▶ **Short exercise**
Search the records for the word "dead" and report each line that has it.

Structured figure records
════════
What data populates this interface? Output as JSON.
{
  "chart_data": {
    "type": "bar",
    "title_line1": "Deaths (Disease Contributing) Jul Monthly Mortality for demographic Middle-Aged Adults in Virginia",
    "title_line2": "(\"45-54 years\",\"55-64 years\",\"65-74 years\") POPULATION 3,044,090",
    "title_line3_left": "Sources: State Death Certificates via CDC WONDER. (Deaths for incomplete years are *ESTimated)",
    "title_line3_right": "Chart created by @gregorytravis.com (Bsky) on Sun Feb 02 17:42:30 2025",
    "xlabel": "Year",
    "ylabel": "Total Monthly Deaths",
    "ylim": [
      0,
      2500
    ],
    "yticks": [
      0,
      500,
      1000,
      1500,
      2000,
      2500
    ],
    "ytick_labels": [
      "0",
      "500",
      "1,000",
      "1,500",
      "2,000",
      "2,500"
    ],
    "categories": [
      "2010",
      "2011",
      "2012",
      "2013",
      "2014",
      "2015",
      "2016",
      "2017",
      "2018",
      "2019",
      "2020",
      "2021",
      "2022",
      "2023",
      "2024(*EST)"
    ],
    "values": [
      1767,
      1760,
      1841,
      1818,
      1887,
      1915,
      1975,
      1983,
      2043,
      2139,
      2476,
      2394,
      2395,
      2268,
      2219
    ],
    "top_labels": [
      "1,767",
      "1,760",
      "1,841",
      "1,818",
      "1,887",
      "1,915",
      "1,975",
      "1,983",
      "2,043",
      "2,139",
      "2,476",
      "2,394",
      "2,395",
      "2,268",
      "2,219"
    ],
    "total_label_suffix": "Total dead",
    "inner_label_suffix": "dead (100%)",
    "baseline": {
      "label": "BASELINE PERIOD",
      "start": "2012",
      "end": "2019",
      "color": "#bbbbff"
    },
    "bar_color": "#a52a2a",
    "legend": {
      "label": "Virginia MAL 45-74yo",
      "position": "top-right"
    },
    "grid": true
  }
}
════════
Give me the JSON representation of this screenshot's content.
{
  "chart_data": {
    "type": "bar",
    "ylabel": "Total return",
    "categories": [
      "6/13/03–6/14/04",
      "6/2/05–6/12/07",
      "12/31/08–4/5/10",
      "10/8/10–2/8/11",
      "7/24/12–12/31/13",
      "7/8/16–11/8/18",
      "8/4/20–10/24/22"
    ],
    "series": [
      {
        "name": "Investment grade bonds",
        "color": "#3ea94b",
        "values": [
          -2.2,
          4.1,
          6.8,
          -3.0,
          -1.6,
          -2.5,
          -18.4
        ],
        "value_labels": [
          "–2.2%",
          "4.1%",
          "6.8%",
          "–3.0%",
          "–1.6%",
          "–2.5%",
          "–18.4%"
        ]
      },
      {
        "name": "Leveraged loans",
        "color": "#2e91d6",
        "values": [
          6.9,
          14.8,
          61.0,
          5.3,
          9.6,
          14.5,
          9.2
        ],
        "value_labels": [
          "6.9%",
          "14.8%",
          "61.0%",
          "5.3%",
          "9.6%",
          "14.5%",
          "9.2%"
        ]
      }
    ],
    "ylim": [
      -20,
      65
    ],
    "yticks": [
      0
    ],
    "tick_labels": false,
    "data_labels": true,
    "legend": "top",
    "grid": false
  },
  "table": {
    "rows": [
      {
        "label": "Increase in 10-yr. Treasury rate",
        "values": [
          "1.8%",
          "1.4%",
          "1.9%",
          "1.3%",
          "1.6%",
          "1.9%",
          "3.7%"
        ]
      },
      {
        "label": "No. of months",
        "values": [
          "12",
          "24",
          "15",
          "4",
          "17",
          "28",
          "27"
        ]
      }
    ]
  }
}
════════
▶ **Complete response**
    "total_label_suffix": "Total dead",
    "inner_label_suffix": "dead (100%)",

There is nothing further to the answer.